— Task to complete —
Reply with the count of lines holding "Morris", nothing more.

---------- Entries shown

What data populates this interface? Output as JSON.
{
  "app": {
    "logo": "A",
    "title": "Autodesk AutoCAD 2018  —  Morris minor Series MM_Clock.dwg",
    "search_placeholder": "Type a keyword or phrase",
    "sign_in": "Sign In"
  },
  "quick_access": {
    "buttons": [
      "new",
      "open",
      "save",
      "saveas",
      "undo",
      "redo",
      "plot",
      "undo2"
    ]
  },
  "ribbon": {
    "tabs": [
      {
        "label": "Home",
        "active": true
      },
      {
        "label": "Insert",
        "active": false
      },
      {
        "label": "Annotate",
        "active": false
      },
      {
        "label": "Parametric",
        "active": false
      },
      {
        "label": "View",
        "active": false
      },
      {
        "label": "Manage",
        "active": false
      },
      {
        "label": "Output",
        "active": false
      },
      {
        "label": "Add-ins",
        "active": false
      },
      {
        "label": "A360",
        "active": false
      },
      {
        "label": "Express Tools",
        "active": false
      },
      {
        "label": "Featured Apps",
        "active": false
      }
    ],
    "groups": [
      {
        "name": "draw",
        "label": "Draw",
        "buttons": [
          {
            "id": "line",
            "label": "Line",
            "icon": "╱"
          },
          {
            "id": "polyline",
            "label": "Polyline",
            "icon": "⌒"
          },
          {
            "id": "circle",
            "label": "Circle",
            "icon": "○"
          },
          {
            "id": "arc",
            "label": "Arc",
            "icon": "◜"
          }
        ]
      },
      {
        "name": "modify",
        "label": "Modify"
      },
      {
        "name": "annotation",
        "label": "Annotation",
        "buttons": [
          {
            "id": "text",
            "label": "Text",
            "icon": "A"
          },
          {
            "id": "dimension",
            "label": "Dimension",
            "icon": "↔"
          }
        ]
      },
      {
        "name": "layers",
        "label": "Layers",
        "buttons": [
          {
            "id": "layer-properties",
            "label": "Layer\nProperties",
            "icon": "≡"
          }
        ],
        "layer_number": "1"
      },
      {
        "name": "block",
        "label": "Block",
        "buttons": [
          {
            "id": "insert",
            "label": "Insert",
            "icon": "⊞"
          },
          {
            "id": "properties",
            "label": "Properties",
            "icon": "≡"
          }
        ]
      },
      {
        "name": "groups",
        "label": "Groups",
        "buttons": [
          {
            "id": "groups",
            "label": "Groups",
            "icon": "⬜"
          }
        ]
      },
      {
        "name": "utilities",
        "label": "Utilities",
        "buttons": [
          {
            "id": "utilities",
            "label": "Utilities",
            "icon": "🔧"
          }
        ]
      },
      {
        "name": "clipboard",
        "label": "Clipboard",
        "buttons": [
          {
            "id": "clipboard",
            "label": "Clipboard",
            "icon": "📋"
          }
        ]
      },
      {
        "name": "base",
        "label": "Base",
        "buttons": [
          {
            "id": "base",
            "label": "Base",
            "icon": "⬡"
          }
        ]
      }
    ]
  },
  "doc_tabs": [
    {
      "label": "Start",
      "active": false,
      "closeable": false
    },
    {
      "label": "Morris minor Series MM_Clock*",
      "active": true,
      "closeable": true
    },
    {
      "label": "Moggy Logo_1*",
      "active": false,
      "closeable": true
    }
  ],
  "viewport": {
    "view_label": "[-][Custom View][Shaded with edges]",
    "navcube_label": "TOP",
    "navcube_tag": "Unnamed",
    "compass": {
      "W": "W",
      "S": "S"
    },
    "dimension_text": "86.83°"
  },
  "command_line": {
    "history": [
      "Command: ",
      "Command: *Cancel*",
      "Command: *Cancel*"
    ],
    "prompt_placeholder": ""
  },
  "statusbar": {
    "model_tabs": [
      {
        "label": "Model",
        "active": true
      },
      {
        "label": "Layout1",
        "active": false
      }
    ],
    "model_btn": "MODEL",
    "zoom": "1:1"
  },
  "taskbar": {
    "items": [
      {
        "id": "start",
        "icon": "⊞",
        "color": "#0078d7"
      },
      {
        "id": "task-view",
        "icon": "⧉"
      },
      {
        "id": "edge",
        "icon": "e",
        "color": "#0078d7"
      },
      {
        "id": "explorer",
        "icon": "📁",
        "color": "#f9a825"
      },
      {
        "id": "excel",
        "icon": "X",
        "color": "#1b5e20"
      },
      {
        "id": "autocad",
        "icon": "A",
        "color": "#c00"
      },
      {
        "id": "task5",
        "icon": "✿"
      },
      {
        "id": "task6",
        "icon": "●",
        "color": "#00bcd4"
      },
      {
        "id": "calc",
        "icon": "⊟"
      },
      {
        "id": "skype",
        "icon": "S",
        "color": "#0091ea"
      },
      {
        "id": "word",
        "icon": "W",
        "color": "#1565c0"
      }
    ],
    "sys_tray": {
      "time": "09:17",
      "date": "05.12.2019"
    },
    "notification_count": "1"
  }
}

--------------------

— Exercise result —
2